Task input start

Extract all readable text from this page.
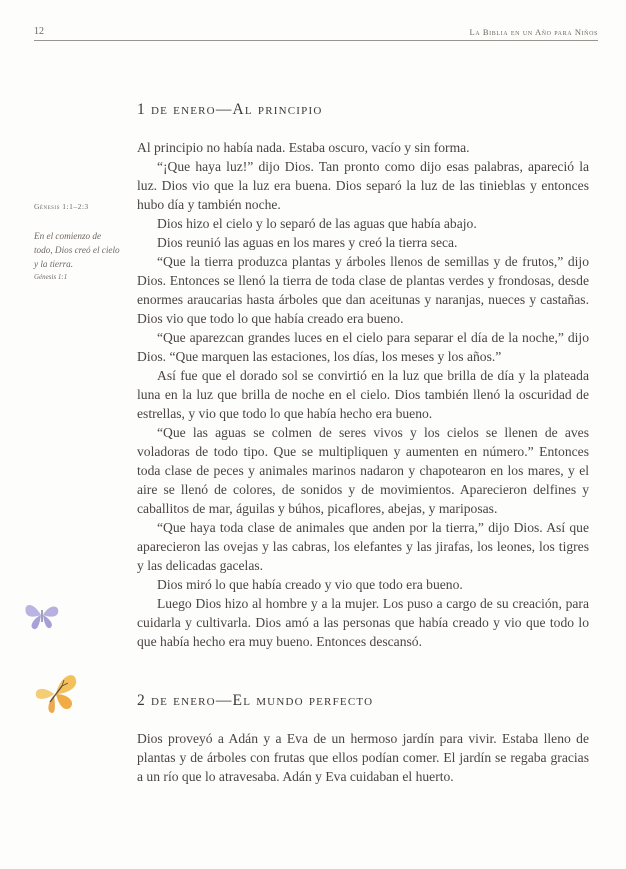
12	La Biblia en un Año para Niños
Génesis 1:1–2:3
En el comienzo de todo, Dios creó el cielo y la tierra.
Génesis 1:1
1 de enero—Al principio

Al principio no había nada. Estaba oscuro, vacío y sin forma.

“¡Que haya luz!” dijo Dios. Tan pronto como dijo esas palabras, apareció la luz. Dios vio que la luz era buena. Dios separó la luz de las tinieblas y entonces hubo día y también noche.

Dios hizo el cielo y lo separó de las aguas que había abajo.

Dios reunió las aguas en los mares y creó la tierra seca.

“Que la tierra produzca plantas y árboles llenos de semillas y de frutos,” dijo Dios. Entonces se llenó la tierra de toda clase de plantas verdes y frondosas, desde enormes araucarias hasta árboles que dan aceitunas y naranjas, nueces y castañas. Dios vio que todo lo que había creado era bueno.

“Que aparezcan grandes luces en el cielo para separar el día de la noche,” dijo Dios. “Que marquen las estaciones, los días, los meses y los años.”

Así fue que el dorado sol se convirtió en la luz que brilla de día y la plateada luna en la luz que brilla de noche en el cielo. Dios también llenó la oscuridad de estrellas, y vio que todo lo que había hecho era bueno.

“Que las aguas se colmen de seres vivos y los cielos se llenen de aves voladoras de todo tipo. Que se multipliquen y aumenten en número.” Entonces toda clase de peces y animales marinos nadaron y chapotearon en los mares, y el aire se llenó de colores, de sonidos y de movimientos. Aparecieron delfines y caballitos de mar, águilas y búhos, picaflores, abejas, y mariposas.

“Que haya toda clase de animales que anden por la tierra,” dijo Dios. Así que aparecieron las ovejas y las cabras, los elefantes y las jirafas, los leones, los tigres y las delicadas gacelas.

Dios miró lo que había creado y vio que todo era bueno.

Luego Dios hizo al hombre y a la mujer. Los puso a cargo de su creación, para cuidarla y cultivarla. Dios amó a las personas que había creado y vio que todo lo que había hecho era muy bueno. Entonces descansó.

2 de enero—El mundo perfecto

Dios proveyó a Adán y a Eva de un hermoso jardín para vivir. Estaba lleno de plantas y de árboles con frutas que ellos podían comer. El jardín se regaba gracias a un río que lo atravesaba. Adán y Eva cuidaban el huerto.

Task input end
Task input start

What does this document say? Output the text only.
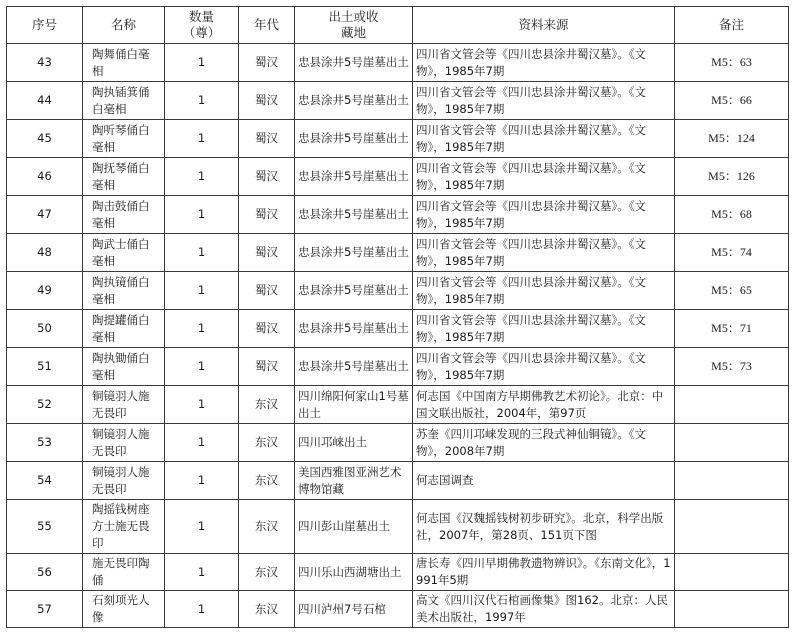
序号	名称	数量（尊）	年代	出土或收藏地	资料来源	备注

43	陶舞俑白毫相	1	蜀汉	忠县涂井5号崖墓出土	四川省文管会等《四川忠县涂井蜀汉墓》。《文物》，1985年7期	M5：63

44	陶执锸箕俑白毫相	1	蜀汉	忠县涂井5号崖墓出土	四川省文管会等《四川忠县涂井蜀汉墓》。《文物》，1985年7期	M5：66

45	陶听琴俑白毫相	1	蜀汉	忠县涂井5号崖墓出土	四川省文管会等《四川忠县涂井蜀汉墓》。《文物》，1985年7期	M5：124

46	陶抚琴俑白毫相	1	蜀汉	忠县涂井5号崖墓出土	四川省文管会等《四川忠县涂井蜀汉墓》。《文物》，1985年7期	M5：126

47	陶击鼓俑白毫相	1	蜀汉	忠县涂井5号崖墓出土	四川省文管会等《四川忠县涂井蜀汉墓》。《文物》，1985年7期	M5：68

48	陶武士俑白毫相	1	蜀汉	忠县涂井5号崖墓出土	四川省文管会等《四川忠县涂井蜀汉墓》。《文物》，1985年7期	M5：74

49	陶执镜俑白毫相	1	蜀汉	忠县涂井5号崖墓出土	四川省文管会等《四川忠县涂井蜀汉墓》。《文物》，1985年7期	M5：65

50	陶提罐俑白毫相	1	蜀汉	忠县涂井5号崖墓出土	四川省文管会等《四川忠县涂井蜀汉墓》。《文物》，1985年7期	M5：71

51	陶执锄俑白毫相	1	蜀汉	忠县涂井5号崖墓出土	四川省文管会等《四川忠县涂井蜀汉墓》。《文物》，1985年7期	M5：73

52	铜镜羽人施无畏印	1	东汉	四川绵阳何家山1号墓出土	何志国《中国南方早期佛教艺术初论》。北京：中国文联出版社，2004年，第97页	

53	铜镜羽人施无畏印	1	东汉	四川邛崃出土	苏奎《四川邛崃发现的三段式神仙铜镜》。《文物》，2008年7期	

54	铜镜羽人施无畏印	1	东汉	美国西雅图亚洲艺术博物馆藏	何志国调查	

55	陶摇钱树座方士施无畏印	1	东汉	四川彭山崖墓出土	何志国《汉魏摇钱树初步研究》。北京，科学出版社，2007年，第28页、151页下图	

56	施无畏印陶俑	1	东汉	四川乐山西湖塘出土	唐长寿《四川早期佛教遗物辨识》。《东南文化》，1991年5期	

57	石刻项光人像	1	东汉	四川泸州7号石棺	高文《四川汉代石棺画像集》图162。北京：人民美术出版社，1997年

Task input end

- What is expected:
In the listing, find each line with the string "aguas" and copy it.

- Response below:
Dios hizo el cielo y lo separó de las aguas que había abajo.
Dios reunió las aguas en los mares y creó la tierra seca.
“Que las aguas se colmen de seres vivos y los cielos se llenen de aves voladoras de todo tipo. Que se multipliquen y aumenten en número.” Entonces toda clase de peces y animales marinos nadaron y chapotearon en los mares, y el aire se llenó de colores, de sonidos y de movimientos. Aparecieron delfines y caballitos de mar, águilas y búhos, picaflores, abejas, y mariposas.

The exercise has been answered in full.